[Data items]
::::::::

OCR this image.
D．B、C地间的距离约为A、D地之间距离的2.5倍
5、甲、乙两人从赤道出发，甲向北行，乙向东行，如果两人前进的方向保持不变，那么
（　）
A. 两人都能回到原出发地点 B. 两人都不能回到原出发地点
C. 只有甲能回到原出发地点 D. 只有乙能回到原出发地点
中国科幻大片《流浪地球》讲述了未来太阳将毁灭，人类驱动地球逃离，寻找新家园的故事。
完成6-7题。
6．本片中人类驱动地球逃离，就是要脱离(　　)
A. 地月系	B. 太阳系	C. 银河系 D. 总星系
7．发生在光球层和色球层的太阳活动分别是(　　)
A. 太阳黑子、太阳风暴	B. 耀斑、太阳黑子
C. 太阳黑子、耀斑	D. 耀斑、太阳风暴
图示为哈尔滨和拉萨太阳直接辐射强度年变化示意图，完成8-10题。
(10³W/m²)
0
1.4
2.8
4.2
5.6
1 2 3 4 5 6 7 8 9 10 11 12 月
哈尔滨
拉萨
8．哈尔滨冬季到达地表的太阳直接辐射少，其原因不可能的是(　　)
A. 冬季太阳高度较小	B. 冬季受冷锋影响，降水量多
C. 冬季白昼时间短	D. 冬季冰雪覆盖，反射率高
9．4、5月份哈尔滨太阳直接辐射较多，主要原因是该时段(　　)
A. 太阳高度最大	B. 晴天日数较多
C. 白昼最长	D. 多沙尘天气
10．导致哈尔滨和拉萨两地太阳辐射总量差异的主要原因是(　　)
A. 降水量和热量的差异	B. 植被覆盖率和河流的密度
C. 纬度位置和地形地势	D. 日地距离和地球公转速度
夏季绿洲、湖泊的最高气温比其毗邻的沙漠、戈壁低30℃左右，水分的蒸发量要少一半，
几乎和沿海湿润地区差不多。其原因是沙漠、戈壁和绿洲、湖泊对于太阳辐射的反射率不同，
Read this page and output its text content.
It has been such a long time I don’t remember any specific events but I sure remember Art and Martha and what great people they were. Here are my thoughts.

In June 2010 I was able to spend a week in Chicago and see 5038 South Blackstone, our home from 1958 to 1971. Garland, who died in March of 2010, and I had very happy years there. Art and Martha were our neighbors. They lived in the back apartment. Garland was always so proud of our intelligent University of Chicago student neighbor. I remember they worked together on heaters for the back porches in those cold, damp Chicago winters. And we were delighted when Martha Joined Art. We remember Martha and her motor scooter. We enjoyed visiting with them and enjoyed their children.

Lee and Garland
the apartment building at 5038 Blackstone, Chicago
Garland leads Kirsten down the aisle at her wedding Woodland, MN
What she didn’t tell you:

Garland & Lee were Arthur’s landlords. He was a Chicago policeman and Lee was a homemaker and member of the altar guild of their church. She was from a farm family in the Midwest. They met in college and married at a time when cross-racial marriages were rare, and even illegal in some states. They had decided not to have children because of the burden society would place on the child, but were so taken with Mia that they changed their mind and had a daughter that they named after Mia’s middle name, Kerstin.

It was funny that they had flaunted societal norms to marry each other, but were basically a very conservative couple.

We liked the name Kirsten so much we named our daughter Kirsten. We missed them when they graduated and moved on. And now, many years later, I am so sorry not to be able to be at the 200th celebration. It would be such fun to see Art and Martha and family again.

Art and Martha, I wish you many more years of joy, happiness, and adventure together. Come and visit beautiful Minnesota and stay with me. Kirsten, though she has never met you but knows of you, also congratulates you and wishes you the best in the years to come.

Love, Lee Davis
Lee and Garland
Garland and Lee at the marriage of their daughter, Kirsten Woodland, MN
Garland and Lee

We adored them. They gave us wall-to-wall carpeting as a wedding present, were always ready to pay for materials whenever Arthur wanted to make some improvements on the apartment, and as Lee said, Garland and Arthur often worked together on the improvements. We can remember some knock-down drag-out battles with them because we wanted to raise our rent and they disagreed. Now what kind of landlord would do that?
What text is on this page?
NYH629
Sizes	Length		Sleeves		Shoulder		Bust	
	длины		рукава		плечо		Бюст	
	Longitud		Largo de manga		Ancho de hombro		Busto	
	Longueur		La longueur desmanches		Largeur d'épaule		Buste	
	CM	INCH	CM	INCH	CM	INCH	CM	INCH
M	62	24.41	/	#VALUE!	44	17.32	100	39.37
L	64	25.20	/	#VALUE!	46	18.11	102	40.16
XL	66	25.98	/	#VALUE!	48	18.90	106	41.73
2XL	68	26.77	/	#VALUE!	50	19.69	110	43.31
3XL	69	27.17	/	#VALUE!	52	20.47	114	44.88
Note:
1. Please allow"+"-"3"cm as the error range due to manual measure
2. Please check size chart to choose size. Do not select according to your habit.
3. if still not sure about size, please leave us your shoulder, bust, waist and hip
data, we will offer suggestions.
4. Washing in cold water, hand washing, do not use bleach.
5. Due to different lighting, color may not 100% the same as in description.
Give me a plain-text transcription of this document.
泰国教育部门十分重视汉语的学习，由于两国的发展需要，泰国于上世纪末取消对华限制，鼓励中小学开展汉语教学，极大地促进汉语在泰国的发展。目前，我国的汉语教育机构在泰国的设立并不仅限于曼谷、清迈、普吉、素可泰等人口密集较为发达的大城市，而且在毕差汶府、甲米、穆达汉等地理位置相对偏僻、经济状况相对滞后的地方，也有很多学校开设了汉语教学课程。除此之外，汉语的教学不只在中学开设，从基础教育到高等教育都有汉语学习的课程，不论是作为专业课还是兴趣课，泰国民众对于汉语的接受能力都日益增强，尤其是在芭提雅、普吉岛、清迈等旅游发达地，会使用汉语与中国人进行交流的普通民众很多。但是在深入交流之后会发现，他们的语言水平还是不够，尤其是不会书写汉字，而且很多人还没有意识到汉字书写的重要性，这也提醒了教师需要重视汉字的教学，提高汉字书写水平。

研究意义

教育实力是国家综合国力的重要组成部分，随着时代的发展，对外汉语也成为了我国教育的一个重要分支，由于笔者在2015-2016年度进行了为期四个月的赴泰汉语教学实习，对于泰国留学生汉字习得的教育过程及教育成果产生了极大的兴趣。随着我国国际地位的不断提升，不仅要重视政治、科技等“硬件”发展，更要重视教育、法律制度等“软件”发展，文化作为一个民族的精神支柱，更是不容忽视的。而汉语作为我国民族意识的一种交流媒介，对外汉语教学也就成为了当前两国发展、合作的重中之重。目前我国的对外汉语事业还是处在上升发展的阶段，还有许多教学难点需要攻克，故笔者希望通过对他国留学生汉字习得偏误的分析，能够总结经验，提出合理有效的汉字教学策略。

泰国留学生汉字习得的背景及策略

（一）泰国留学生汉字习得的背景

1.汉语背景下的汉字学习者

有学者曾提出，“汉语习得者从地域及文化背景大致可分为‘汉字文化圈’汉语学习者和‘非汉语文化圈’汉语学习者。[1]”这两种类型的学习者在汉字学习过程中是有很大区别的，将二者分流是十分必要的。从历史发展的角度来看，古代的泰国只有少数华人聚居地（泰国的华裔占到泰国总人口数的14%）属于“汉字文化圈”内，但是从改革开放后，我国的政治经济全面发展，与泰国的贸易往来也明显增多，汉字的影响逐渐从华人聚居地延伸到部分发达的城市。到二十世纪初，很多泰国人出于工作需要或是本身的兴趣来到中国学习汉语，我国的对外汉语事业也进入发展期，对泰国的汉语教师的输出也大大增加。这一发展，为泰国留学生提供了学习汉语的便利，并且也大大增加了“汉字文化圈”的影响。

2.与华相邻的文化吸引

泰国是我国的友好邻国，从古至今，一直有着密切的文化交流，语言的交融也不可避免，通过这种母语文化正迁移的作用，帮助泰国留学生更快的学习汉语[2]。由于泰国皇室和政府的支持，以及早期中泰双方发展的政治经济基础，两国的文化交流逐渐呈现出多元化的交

::::::::

__YOUR GOAL__. Reproduce the full listing exactly.

__ANSWER__.
OCR this image.
D．B、C地间的距离约为A、D地之间距离的2.5倍
5、甲、乙两人从赤道出发，甲向北行，乙向东行，如果两人前进的方向保持不变，那么
（　）
A. 两人都能回到原出发地点 B. 两人都不能回到原出发地点
C. 只有甲能回到原出发地点 D. 只有乙能回到原出发地点
中国科幻大片《流浪地球》讲述了未来太阳将毁灭，人类驱动地球逃离，寻找新家园的故事。
完成6-7题。
6．本片中人类驱动地球逃离，就是要脱离(　　)
A. 地月系	B. 太阳系	C. 银河系 D. 总星系
7．发生在光球层和色球层的太阳活动分别是(　　)
A. 太阳黑子、太阳风暴	B. 耀斑、太阳黑子
C. 太阳黑子、耀斑	D. 耀斑、太阳风暴
图示为哈尔滨和拉萨太阳直接辐射强度年变化示意图，完成8-10题。
(10³W/m²)
0
1.4
2.8
4.2
5.6
1 2 3 4 5 6 7 8 9 10 11 12 月
哈尔滨
拉萨
8．哈尔滨冬季到达地表的太阳直接辐射少，其原因不可能的是(　　)
A. 冬季太阳高度较小	B. 冬季受冷锋影响，降水量多
C. 冬季白昼时间短	D. 冬季冰雪覆盖，反射率高
9．4、5月份哈尔滨太阳直接辐射较多，主要原因是该时段(　　)
A. 太阳高度最大	B. 晴天日数较多
C. 白昼最长	D. 多沙尘天气
10．导致哈尔滨和拉萨两地太阳辐射总量差异的主要原因是(　　)
A. 降水量和热量的差异	B. 植被覆盖率和河流的密度
C. 纬度位置和地形地势	D. 日地距离和地球公转速度
夏季绿洲、湖泊的最高气温比其毗邻的沙漠、戈壁低30℃左右，水分的蒸发量要少一半，
几乎和沿海湿润地区差不多。其原因是沙漠、戈壁和绿洲、湖泊对于太阳辐射的反射率不同，
Read this page and output its text content.
It has been such a long time I don’t remember any specific events but I sure remember Art and Martha and what great people they were. Here are my thoughts.

In June 2010 I was able to spend a week in Chicago and see 5038 South Blackstone, our home from 1958 to 1971. Garland, who died in March of 2010, and I had very happy years there. Art and Martha were our neighbors. They lived in the back apartment. Garland was always so proud of our intelligent University of Chicago student neighbor. I remember they worked together on heaters for the back porches in those cold, damp Chicago winters. And we were delighted when Martha Joined Art. We remember Martha and her motor scooter. We enjoyed visiting with them and enjoyed their children.

Lee and Garland
the apartment building at 5038 Blackstone, Chicago
Garland leads Kirsten down the aisle at her wedding Woodland, MN
What she didn’t tell you:

Garland & Lee were Arthur’s landlords. He was a Chicago policeman and Lee was a homemaker and member of the altar guild of their church. She was from a farm family in the Midwest. They met in college and married at a time when cross-racial marriages were rare, and even illegal in some states. They had decided not to have children because of the burden society would place on the child, but were so taken with Mia that they changed their mind and had a daughter that they named after Mia’s middle name, Kerstin.

It was funny that they had flaunted societal norms to marry each other, but were basically a very conservative couple.

We liked the name Kirsten so much we named our daughter Kirsten. We missed them when they graduated and moved on. And now, many years later, I am so sorry not to be able to be at the 200th celebration. It would be such fun to see Art and Martha and family again.

Art and Martha, I wish you many more years of joy, happiness, and adventure together. Come and visit beautiful Minnesota and stay with me. Kirsten, though she has never met you but knows of you, also congratulates you and wishes you the best in the years to come.

Love, Lee Davis
Lee and Garland
Garland and Lee at the marriage of their daughter, Kirsten Woodland, MN
Garland and Lee

We adored them. They gave us wall-to-wall carpeting as a wedding present, were always ready to pay for materials whenever Arthur wanted to make some improvements on the apartment, and as Lee said, Garland and Arthur often worked together on the improvements. We can remember some knock-down drag-out battles with them because we wanted to raise our rent and they disagreed. Now what kind of landlord would do that?
What text is on this page?
NYH629
Sizes	Length		Sleeves		Shoulder		Bust	
	длины		рукава		плечо		Бюст	
	Longitud		Largo de manga		Ancho de hombro		Busto	
	Longueur		La longueur desmanches		Largeur d'épaule		Buste	
	CM	INCH	CM	INCH	CM	INCH	CM	INCH
M	62	24.41	/	#VALUE!	44	17.32	100	39.37
L	64	25.20	/	#VALUE!	46	18.11	102	40.16
XL	66	25.98	/	#VALUE!	48	18.90	106	41.73
2XL	68	26.77	/	#VALUE!	50	19.69	110	43.31
3XL	69	27.17	/	#VALUE!	52	20.47	114	44.88
Note:
1. Please allow"+"-"3"cm as the error range due to manual measure
2. Please check size chart to choose size. Do not select according to your habit.
3. if still not sure about size, please leave us your shoulder, bust, waist and hip
data, we will offer suggestions.
4. Washing in cold water, hand washing, do not use bleach.
5. Due to different lighting, color may not 100% the same as in description.
Give me a plain-text transcription of this document.
泰国教育部门十分重视汉语的学习，由于两国的发展需要，泰国于上世纪末取消对华限制，鼓励中小学开展汉语教学，极大地促进汉语在泰国的发展。目前，我国的汉语教育机构在泰国的设立并不仅限于曼谷、清迈、普吉、素可泰等人口密集较为发达的大城市，而且在毕差汶府、甲米、穆达汉等地理位置相对偏僻、经济状况相对滞后的地方，也有很多学校开设了汉语教学课程。除此之外，汉语的教学不只在中学开设，从基础教育到高等教育都有汉语学习的课程，不论是作为专业课还是兴趣课，泰国民众对于汉语的接受能力都日益增强，尤其是在芭提雅、普吉岛、清迈等旅游发达地，会使用汉语与中国人进行交流的普通民众很多。但是在深入交流之后会发现，他们的语言水平还是不够，尤其是不会书写汉字，而且很多人还没有意识到汉字书写的重要性，这也提醒了教师需要重视汉字的教学，提高汉字书写水平。

研究意义

教育实力是国家综合国力的重要组成部分，随着时代的发展，对外汉语也成为了我国教育的一个重要分支，由于笔者在2015-2016年度进行了为期四个月的赴泰汉语教学实习，对于泰国留学生汉字习得的教育过程及教育成果产生了极大的兴趣。随着我国国际地位的不断提升，不仅要重视政治、科技等“硬件”发展，更要重视教育、法律制度等“软件”发展，文化作为一个民族的精神支柱，更是不容忽视的。而汉语作为我国民族意识的一种交流媒介，对外汉语教学也就成为了当前两国发展、合作的重中之重。目前我国的对外汉语事业还是处在上升发展的阶段，还有许多教学难点需要攻克，故笔者希望通过对他国留学生汉字习得偏误的分析，能够总结经验，提出合理有效的汉字教学策略。

泰国留学生汉字习得的背景及策略

（一）泰国留学生汉字习得的背景

1.汉语背景下的汉字学习者

有学者曾提出，“汉语习得者从地域及文化背景大致可分为‘汉字文化圈’汉语学习者和‘非汉语文化圈’汉语学习者。[1]”这两种类型的学习者在汉字学习过程中是有很大区别的，将二者分流是十分必要的。从历史发展的角度来看，古代的泰国只有少数华人聚居地（泰国的华裔占到泰国总人口数的14%）属于“汉字文化圈”内，但是从改革开放后，我国的政治经济全面发展，与泰国的贸易往来也明显增多，汉字的影响逐渐从华人聚居地延伸到部分发达的城市。到二十世纪初，很多泰国人出于工作需要或是本身的兴趣来到中国学习汉语，我国的对外汉语事业也进入发展期，对泰国的汉语教师的输出也大大增加。这一发展，为泰国留学生提供了学习汉语的便利，并且也大大增加了“汉字文化圈”的影响。

2.与华相邻的文化吸引

泰国是我国的友好邻国，从古至今，一直有着密切的文化交流，语言的交融也不可避免，通过这种母语文化正迁移的作用，帮助泰国留学生更快的学习汉语[2]。由于泰国皇室和政府的支持，以及早期中泰双方发展的政治经济基础，两国的文化交流逐渐呈现出多元化的交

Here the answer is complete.